**Your task**
Determine how many lines of the data below contain "corner", then give only that number.

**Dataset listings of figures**

:::::

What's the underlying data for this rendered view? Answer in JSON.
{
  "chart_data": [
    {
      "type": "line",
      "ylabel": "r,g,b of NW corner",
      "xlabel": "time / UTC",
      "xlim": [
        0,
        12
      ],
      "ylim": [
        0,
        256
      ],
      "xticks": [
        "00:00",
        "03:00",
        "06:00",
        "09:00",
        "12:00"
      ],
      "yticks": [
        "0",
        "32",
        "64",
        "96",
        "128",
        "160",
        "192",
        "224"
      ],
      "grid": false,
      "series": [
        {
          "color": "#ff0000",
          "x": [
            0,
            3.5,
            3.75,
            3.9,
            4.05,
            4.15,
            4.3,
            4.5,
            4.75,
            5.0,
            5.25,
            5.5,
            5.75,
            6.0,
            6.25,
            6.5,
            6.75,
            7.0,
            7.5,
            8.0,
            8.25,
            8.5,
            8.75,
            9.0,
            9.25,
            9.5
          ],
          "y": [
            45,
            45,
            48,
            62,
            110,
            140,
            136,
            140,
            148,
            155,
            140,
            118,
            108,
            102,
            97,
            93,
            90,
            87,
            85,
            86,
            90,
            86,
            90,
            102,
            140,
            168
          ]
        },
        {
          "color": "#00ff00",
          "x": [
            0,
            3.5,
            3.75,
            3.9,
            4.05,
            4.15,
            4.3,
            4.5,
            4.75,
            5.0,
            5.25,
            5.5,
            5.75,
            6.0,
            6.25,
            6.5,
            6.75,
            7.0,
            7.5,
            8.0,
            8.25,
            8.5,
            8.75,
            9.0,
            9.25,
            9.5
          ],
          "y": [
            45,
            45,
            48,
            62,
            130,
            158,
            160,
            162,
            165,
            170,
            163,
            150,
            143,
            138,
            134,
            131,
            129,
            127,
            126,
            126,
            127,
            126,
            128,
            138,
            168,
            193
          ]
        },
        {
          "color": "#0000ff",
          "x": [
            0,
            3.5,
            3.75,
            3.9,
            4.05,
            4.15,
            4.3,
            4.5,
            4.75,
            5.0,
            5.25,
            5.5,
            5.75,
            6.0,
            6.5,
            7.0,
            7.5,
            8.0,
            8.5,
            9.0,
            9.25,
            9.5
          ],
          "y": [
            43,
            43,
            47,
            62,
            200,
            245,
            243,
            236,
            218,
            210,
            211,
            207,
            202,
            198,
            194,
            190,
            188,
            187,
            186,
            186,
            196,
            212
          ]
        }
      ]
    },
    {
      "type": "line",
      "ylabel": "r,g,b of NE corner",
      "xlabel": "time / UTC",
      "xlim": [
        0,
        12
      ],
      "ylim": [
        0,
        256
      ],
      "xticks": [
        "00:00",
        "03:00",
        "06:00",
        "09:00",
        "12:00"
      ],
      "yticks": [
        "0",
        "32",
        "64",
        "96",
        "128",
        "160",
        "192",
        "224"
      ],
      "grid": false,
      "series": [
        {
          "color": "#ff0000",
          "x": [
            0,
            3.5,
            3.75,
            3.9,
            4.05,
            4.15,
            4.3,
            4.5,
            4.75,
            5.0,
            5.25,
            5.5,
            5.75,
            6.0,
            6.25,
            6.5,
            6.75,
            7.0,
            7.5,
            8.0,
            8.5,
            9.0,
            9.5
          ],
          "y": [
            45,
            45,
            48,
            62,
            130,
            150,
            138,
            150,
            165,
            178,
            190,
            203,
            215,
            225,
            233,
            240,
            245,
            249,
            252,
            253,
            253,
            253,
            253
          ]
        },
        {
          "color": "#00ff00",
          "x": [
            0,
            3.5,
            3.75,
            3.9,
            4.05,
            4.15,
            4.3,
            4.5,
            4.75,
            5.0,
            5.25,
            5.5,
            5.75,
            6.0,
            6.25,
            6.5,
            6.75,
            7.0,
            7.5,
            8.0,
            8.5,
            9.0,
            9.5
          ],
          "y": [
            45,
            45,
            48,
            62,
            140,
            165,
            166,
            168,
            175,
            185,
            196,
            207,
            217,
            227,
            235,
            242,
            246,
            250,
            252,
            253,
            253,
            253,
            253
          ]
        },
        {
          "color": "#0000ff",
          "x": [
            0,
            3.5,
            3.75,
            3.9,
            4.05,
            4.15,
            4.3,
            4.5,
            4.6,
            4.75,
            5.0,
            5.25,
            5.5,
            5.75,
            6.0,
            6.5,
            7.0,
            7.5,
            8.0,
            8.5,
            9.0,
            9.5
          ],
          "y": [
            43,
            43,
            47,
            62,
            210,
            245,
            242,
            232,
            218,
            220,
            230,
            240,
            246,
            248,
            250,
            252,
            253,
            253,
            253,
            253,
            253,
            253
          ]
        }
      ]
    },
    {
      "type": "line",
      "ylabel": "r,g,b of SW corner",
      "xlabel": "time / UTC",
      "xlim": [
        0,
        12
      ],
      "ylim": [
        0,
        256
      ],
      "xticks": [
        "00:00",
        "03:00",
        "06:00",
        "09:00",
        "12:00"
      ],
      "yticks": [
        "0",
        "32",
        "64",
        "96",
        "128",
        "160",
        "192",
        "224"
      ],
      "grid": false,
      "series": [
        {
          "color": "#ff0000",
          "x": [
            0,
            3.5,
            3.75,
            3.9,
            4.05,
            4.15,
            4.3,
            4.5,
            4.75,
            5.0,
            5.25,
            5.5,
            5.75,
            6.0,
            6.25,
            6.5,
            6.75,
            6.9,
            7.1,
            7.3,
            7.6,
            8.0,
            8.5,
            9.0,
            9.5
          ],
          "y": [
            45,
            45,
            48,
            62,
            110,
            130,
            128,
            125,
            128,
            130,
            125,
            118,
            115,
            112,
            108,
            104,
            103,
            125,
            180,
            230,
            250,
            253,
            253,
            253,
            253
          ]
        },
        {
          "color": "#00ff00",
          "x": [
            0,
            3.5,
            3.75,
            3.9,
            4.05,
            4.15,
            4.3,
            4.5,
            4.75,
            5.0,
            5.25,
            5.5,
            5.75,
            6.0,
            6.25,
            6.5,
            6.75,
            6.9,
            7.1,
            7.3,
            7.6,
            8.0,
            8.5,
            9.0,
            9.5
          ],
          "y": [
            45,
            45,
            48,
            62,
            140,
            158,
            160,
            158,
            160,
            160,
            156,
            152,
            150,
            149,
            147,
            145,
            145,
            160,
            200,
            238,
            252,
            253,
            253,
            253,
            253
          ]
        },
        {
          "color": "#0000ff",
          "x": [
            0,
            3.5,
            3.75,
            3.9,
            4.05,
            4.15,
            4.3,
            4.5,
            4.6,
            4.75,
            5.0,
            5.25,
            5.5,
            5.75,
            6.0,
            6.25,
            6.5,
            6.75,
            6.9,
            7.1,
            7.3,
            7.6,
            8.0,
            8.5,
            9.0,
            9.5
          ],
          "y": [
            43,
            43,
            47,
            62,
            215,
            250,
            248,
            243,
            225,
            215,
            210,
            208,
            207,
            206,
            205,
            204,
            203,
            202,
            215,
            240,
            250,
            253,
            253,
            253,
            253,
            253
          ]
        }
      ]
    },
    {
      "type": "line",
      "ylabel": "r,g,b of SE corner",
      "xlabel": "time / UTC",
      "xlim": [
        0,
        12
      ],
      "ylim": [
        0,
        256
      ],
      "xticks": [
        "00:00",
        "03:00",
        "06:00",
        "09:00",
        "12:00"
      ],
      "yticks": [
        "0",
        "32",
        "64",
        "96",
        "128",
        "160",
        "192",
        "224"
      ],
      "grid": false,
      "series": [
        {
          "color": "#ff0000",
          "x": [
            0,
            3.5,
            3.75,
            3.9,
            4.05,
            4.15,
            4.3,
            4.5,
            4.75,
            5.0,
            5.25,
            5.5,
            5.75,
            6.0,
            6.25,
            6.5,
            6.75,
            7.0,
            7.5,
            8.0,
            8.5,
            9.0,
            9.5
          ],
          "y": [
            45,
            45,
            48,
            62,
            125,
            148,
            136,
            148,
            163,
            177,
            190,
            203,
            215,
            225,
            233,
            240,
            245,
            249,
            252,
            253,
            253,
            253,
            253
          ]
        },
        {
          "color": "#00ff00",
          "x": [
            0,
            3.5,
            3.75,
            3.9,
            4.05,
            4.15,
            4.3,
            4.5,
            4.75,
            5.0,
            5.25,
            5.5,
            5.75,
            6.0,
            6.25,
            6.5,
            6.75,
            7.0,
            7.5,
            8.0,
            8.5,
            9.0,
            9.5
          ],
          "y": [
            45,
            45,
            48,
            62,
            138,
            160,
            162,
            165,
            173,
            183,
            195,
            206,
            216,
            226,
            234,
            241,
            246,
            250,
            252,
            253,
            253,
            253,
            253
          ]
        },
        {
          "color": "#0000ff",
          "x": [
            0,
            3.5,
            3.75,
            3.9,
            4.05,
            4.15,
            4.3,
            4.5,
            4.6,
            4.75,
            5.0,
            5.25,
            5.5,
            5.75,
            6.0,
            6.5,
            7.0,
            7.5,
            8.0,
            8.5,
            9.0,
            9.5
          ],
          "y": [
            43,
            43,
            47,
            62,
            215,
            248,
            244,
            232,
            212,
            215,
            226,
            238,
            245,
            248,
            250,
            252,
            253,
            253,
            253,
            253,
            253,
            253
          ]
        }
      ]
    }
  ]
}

:::::

**Complete answer**
4